What you are asked to do:
Make an exact copy of all the records.

Raw records
** begin **
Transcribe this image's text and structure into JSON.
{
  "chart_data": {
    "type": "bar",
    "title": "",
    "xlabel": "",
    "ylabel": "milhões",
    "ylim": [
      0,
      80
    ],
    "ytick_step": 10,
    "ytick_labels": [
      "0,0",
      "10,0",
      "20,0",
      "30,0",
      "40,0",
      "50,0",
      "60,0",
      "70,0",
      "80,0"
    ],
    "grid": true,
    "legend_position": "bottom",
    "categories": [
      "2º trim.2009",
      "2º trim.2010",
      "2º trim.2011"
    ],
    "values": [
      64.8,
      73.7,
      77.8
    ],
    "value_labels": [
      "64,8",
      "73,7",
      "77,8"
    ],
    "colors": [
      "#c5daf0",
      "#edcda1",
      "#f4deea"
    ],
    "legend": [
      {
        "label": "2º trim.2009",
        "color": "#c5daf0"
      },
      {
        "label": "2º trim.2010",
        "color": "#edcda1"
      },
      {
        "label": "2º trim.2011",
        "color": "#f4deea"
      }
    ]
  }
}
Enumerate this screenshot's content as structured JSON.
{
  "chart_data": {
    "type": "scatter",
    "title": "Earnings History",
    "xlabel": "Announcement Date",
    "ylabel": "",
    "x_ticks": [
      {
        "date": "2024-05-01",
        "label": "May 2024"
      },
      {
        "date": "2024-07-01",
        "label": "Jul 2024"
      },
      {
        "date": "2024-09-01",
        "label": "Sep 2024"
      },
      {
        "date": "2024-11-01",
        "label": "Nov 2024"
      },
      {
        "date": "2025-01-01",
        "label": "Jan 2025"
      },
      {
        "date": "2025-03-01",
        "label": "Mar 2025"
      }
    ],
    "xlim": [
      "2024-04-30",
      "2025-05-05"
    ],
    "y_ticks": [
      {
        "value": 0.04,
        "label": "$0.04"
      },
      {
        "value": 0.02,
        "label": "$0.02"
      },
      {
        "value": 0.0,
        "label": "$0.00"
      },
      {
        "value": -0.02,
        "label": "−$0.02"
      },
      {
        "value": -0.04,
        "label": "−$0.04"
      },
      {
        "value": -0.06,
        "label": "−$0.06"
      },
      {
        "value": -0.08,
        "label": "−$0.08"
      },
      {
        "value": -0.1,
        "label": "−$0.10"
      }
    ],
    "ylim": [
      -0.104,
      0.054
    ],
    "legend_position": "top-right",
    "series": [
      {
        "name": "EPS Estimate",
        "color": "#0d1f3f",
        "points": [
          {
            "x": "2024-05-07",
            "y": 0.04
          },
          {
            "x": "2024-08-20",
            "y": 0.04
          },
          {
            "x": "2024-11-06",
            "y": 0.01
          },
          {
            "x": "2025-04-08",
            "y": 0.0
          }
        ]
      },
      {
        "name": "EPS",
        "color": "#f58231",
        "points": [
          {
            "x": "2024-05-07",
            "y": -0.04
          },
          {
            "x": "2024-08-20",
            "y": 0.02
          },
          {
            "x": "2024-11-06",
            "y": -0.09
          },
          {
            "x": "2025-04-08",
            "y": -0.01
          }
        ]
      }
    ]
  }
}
** end **
Output:
Transcribe this image's text and structure into JSON.
{
  "chart_data": {
    "type": "bar",
    "title": "",
    "xlabel": "",
    "ylabel": "milhões",
    "ylim": [
      0,
      80
    ],
    "ytick_step": 10,
    "ytick_labels": [
      "0,0",
      "10,0",
      "20,0",
      "30,0",
      "40,0",
      "50,0",
      "60,0",
      "70,0",
      "80,0"
    ],
    "grid": true,
    "legend_position": "bottom",
    "categories": [
      "2º trim.2009",
      "2º trim.2010",
      "2º trim.2011"
    ],
    "values": [
      64.8,
      73.7,
      77.8
    ],
    "value_labels": [
      "64,8",
      "73,7",
      "77,8"
    ],
    "colors": [
      "#c5daf0",
      "#edcda1",
      "#f4deea"
    ],
    "legend": [
      {
        "label": "2º trim.2009",
        "color": "#c5daf0"
      },
      {
        "label": "2º trim.2010",
        "color": "#edcda1"
      },
      {
        "label": "2º trim.2011",
        "color": "#f4deea"
      }
    ]
  }
}
Enumerate this screenshot's content as structured JSON.
{
  "chart_data": {
    "type": "scatter",
    "title": "Earnings History",
    "xlabel": "Announcement Date",
    "ylabel": "",
    "x_ticks": [
      {
        "date": "2024-05-01",
        "label": "May 2024"
      },
      {
        "date": "2024-07-01",
        "label": "Jul 2024"
      },
      {
        "date": "2024-09-01",
        "label": "Sep 2024"
      },
      {
        "date": "2024-11-01",
        "label": "Nov 2024"
      },
      {
        "date": "2025-01-01",
        "label": "Jan 2025"
      },
      {
        "date": "2025-03-01",
        "label": "Mar 2025"
      }
    ],
    "xlim": [
      "2024-04-30",
      "2025-05-05"
    ],
    "y_ticks": [
      {
        "value": 0.04,
        "label": "$0.04"
      },
      {
        "value": 0.02,
        "label": "$0.02"
      },
      {
        "value": 0.0,
        "label": "$0.00"
      },
      {
        "value": -0.02,
        "label": "−$0.02"
      },
      {
        "value": -0.04,
        "label": "−$0.04"
      },
      {
        "value": -0.06,
        "label": "−$0.06"
      },
      {
        "value": -0.08,
        "label": "−$0.08"
      },
      {
        "value": -0.1,
        "label": "−$0.10"
      }
    ],
    "ylim": [
      -0.104,
      0.054
    ],
    "legend_position": "top-right",
    "series": [
      {
        "name": "EPS Estimate",
        "color": "#0d1f3f",
        "points": [
          {
            "x": "2024-05-07",
            "y": 0.04
          },
          {
            "x": "2024-08-20",
            "y": 0.04
          },
          {
            "x": "2024-11-06",
            "y": 0.01
          },
          {
            "x": "2025-04-08",
            "y": 0.0
          }
        ]
      },
      {
        "name": "EPS",
        "color": "#f58231",
        "points": [
          {
            "x": "2024-05-07",
            "y": -0.04
          },
          {
            "x": "2024-08-20",
            "y": 0.02
          },
          {
            "x": "2024-11-06",
            "y": -0.09
          },
          {
            "x": "2025-04-08",
            "y": -0.01
          }
        ]
      }
    ]
  }
}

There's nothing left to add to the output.